:: TASK GOAL ::
Whenever a line below holds the word "الإمام", copy that line.

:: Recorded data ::
━━━━━━━━━━━━━━━━
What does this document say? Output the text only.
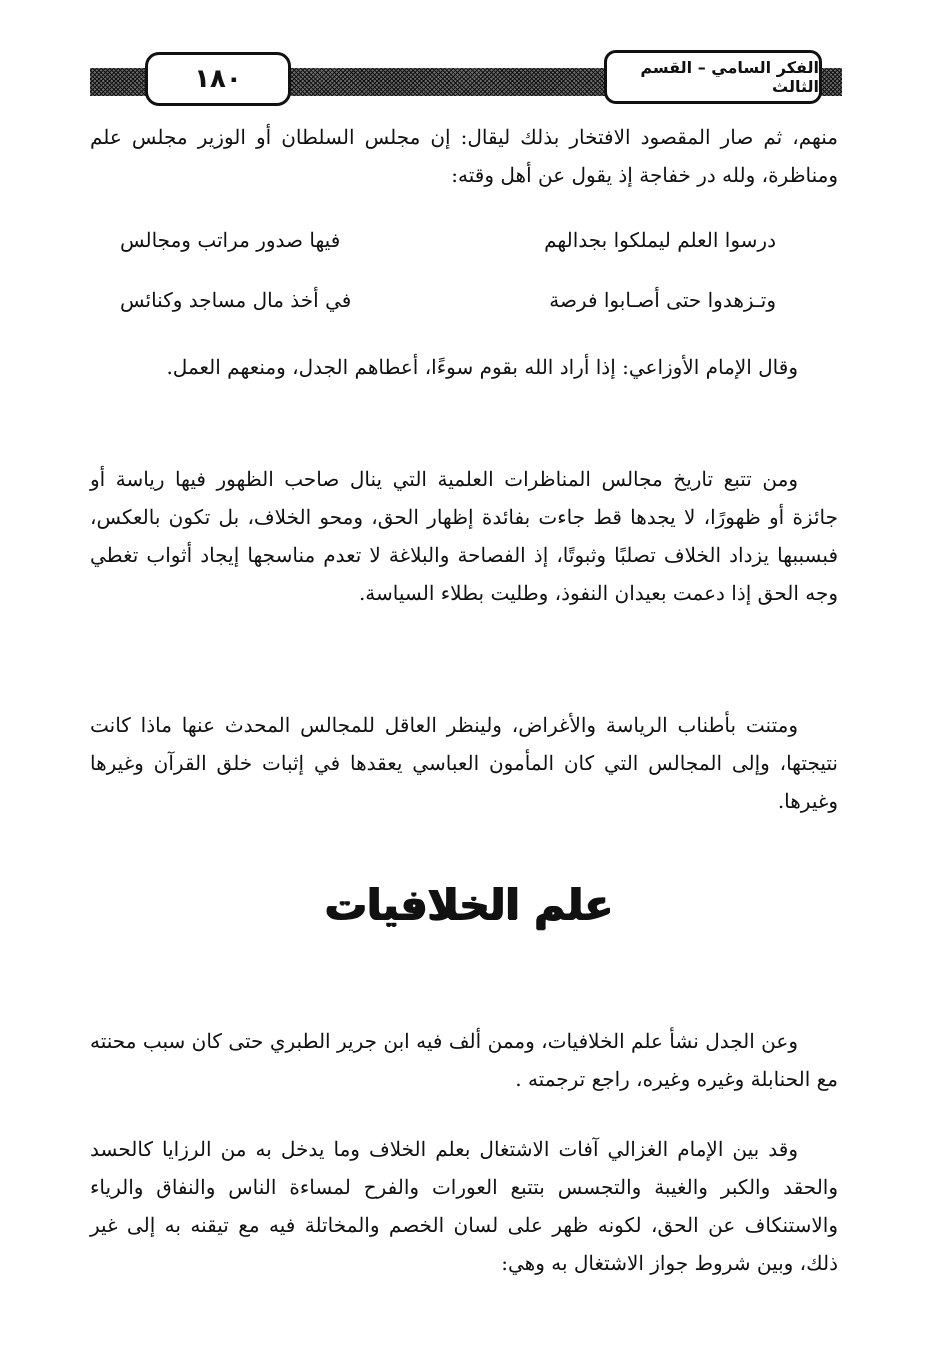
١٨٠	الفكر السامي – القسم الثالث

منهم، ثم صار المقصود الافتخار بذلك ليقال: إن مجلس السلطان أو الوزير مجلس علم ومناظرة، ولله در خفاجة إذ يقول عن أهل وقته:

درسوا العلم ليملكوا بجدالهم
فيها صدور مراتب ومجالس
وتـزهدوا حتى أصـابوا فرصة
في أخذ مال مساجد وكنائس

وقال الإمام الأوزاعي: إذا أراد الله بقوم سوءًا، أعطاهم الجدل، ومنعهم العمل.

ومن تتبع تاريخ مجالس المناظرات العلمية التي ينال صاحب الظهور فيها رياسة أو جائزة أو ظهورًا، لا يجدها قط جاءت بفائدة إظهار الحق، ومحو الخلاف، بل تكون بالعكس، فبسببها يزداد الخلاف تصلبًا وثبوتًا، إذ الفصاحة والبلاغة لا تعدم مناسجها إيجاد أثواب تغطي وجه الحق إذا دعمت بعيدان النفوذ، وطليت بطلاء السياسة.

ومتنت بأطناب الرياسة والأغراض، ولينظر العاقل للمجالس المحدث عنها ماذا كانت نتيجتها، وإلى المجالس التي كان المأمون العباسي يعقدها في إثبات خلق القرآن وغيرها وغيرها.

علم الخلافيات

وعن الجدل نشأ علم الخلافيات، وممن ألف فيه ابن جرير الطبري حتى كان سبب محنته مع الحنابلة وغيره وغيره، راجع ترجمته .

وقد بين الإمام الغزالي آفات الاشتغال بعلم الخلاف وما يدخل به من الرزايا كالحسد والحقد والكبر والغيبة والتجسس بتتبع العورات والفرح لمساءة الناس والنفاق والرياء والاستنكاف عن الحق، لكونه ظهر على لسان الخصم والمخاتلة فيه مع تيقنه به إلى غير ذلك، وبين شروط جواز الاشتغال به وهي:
━━━━━━━━━━━━━━━━
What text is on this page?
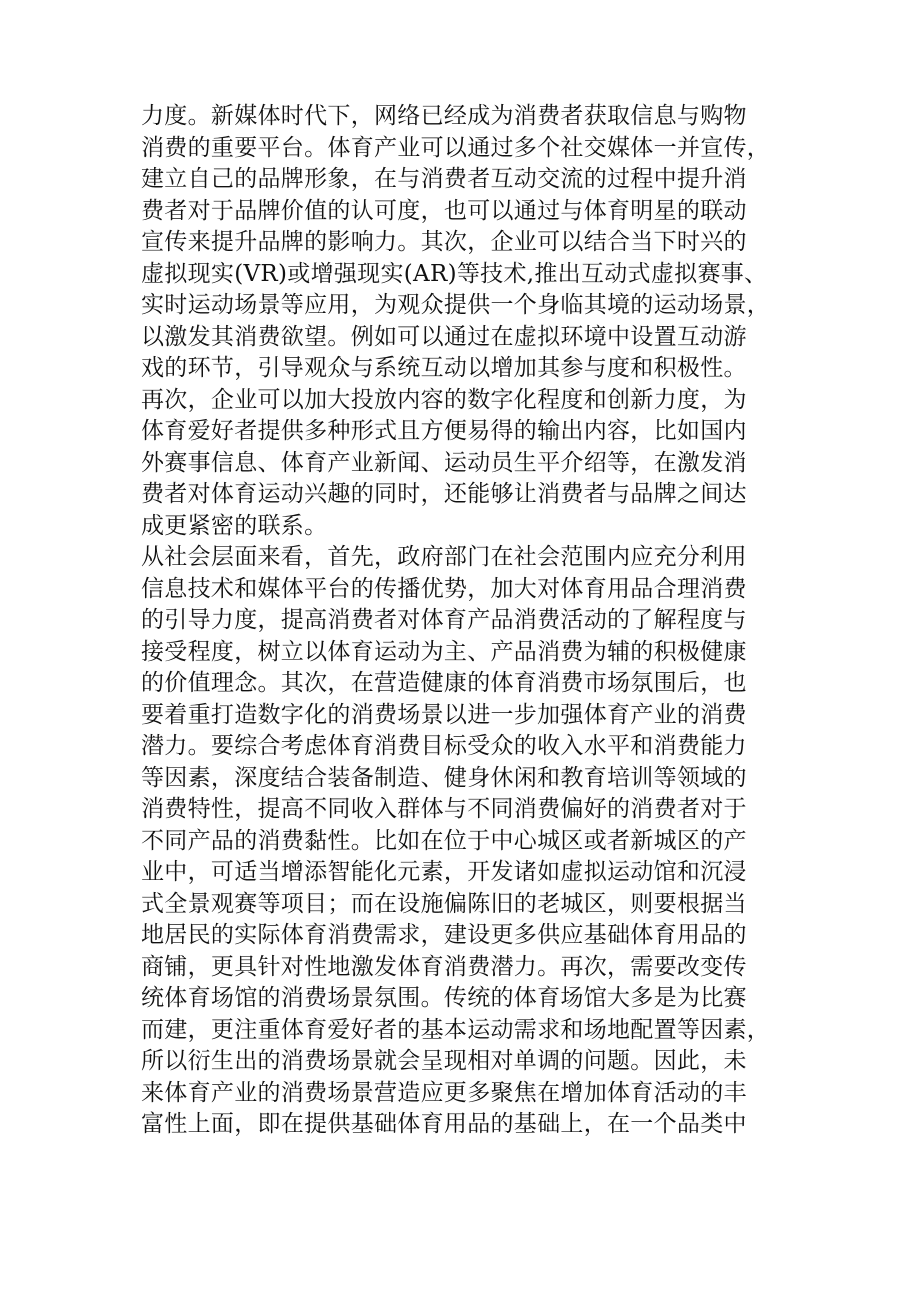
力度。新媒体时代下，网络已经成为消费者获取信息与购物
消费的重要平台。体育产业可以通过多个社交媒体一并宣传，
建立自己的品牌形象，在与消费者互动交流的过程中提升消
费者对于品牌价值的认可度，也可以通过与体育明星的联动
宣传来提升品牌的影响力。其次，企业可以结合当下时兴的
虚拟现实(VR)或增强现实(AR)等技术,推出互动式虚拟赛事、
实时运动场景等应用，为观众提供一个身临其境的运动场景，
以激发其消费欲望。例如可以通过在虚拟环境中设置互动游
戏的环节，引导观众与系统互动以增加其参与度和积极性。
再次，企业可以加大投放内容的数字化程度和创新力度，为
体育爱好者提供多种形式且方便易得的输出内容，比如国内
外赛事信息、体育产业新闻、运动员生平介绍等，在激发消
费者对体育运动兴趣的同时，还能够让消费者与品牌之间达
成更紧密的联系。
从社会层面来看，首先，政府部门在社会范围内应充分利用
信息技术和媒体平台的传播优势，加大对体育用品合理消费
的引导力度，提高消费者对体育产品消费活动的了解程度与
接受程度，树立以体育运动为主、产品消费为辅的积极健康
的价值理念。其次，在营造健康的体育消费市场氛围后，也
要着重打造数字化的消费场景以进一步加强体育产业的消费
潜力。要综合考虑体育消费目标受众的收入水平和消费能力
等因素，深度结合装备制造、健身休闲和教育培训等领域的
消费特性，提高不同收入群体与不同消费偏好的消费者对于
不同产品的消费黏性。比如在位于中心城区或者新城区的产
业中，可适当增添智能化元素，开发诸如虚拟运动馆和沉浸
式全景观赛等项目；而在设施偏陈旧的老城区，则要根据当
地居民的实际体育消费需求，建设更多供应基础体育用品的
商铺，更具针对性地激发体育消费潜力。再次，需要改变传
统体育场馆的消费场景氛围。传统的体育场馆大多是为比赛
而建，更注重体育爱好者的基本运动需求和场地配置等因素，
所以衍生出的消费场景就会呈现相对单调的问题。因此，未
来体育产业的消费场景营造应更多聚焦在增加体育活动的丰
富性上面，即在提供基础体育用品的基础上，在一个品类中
━━━━━━━━━━━━━━━━
:: SOLUTION BELOW ::
وقال الإمام الأوزاعي: إذا أراد الله بقوم سوءًا، أعطاهم الجدل، ومنعهم العمل.
وقد بين الإمام الغزالي آفات الاشتغال بعلم الخلاف وما يدخل به من الرزايا كالحسد والحقد والكبر والغيبة والتجسس بتتبع العورات والفرح لمساءة الناس والنفاق والرياء والاستنكاف عن الحق، لكونه ظهر على لسان الخصم والمخاتلة فيه مع تيقنه به إلى غير ذلك، وبين شروط جواز الاشتغال به وهي:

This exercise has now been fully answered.